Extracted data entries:
* * *

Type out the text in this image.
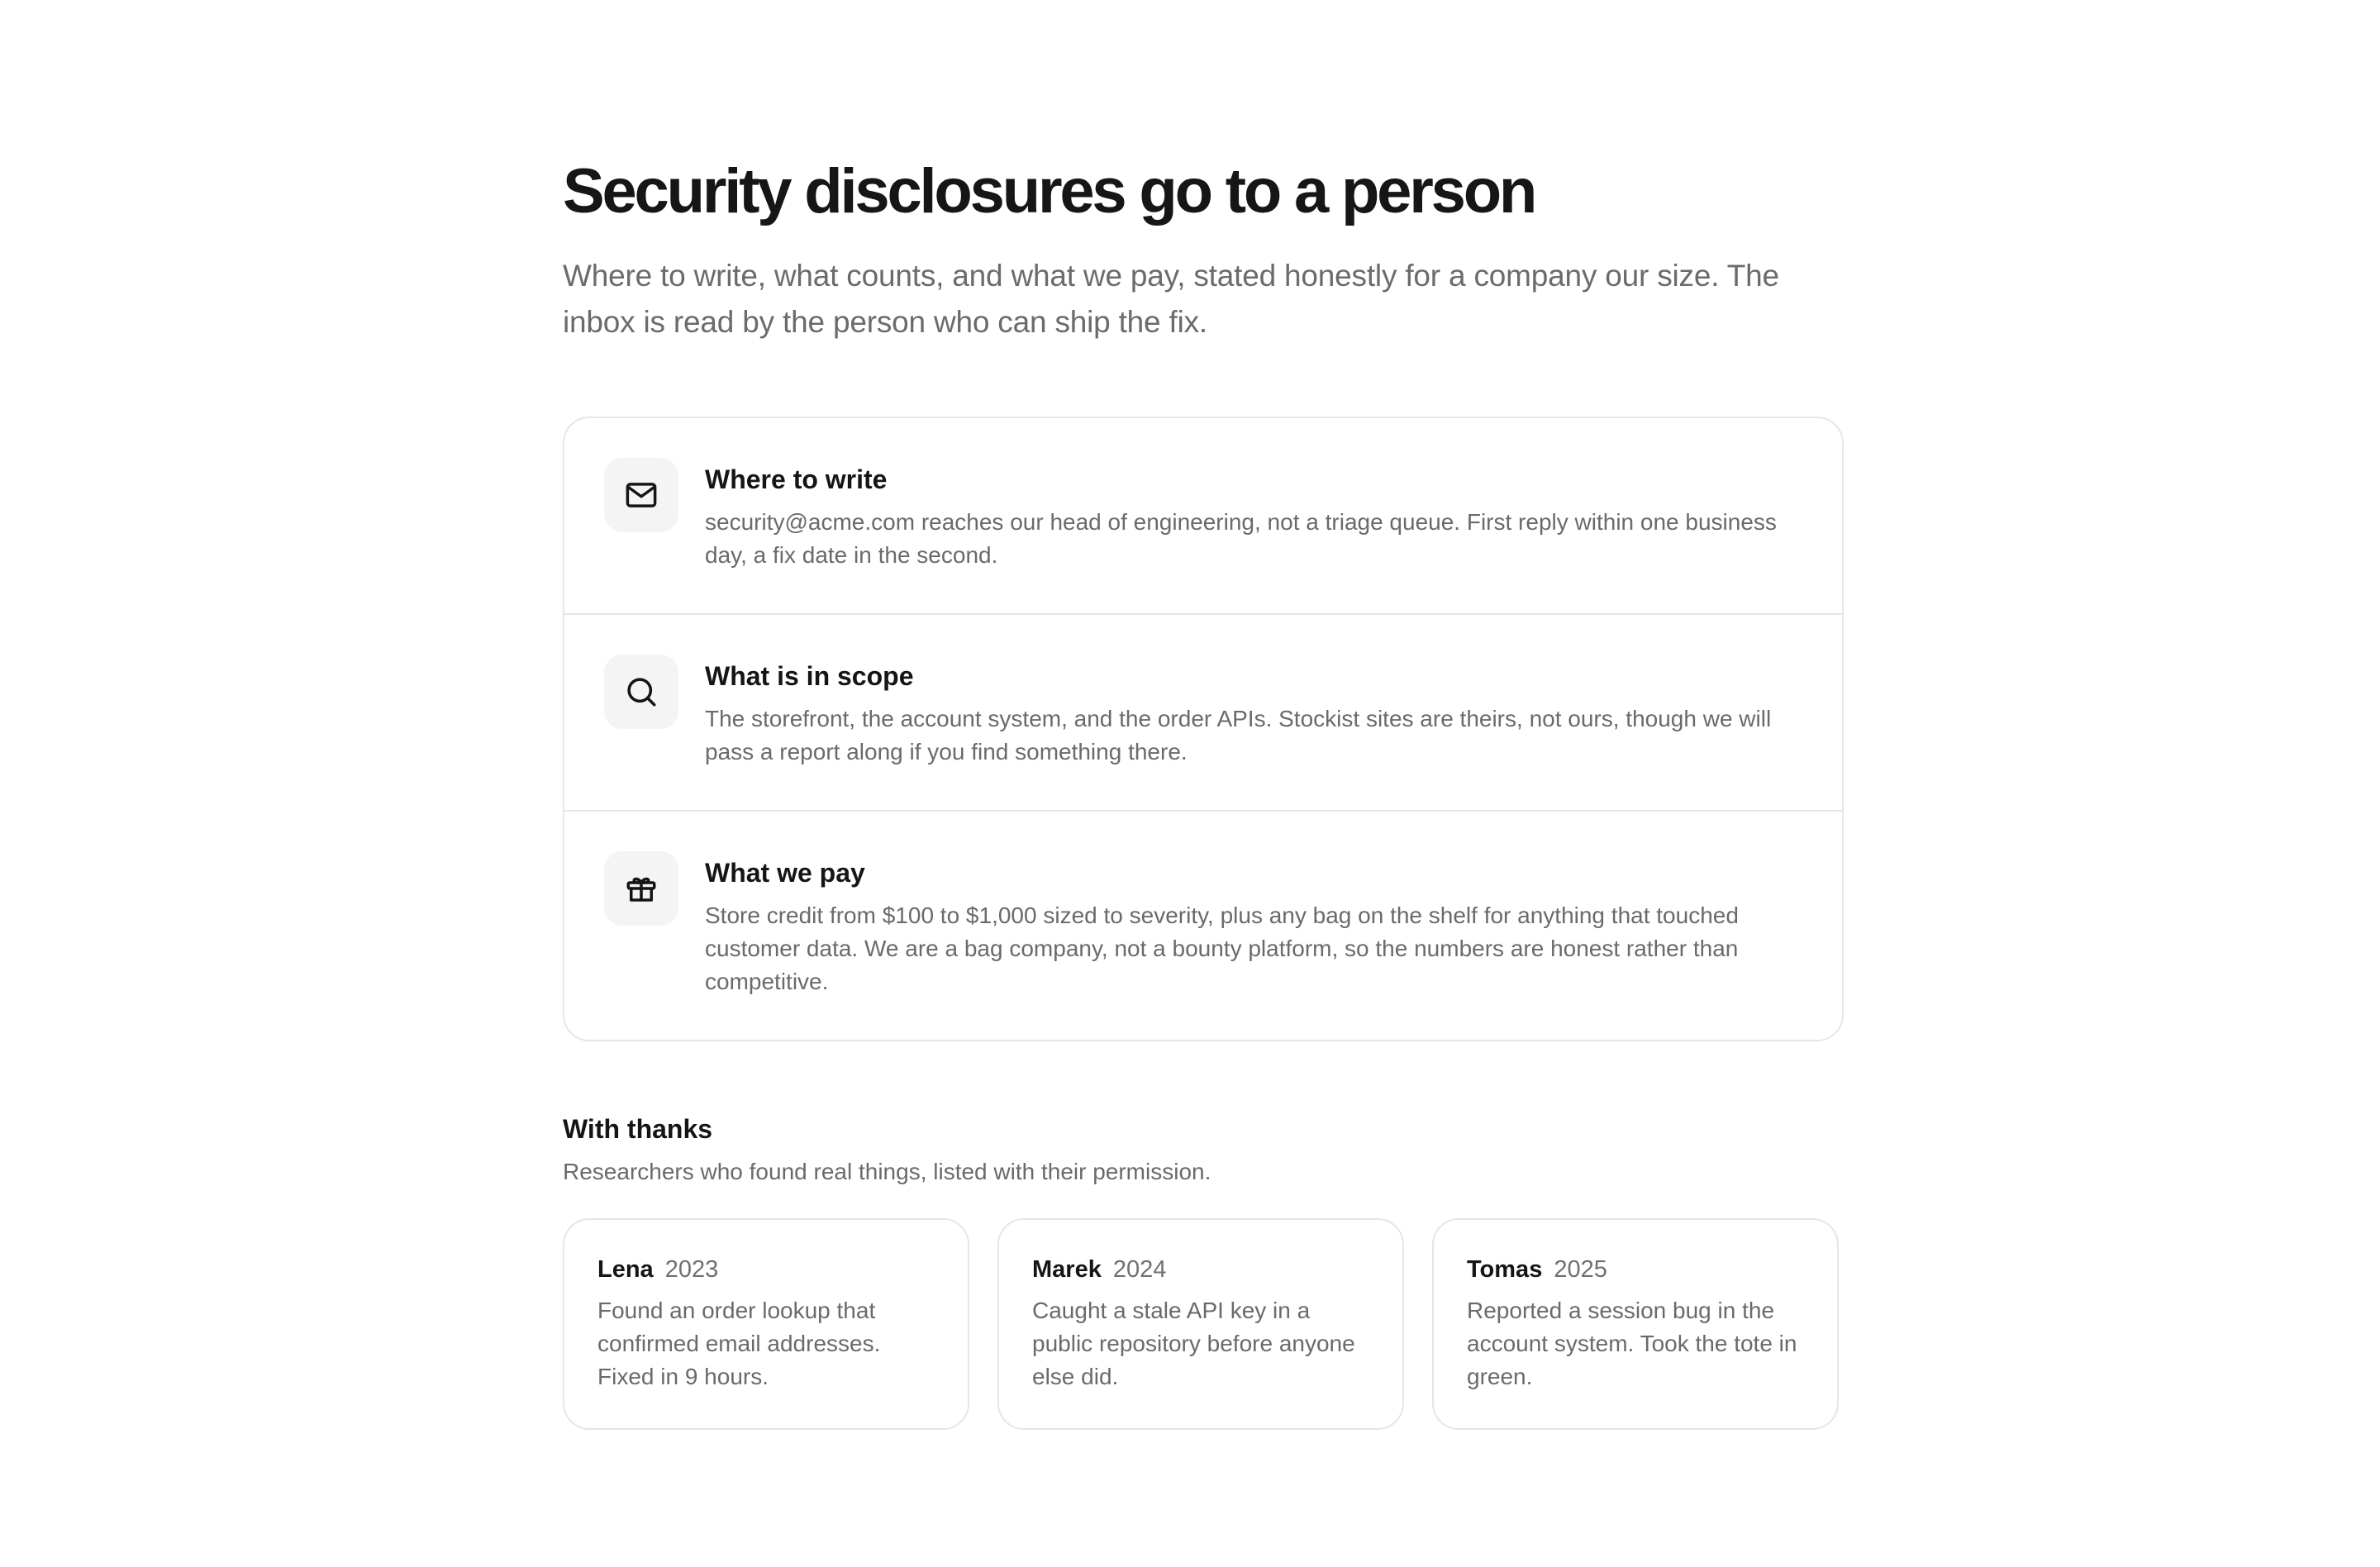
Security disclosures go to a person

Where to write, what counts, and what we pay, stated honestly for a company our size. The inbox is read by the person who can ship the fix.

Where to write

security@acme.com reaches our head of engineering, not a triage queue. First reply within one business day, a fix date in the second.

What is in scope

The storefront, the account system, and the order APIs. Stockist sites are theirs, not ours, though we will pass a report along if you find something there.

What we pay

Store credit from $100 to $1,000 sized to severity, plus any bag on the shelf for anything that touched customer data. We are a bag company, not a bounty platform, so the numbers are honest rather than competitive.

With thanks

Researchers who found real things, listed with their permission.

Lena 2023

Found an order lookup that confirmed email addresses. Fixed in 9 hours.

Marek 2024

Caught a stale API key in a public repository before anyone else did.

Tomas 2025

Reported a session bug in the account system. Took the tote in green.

* * *

— Exercise instructions —
Reproduce every entry exactly, but omit each picture.

— Result of the task —
Type out the text in this image.
Security disclosures go to a person

Where to write, what counts, and what we pay, stated honestly for a company our size. The inbox is read by the person who can ship the fix.

Where to write

security@acme.com reaches our head of engineering, not a triage queue. First reply within one business day, a fix date in the second.

What is in scope

The storefront, the account system, and the order APIs. Stockist sites are theirs, not ours, though we will pass a report along if you find something there.

What we pay

Store credit from $100 to $1,000 sized to severity, plus any bag on the shelf for anything that touched customer data. We are a bag company, not a bounty platform, so the numbers are honest rather than competitive.

With thanks

Researchers who found real things, listed with their permission.

Lena 2023

Found an order lookup that confirmed email addresses. Fixed in 9 hours.

Marek 2024

Caught a stale API key in a public repository before anyone else did.

Tomas 2025

Reported a session bug in the account system. Took the tote in green.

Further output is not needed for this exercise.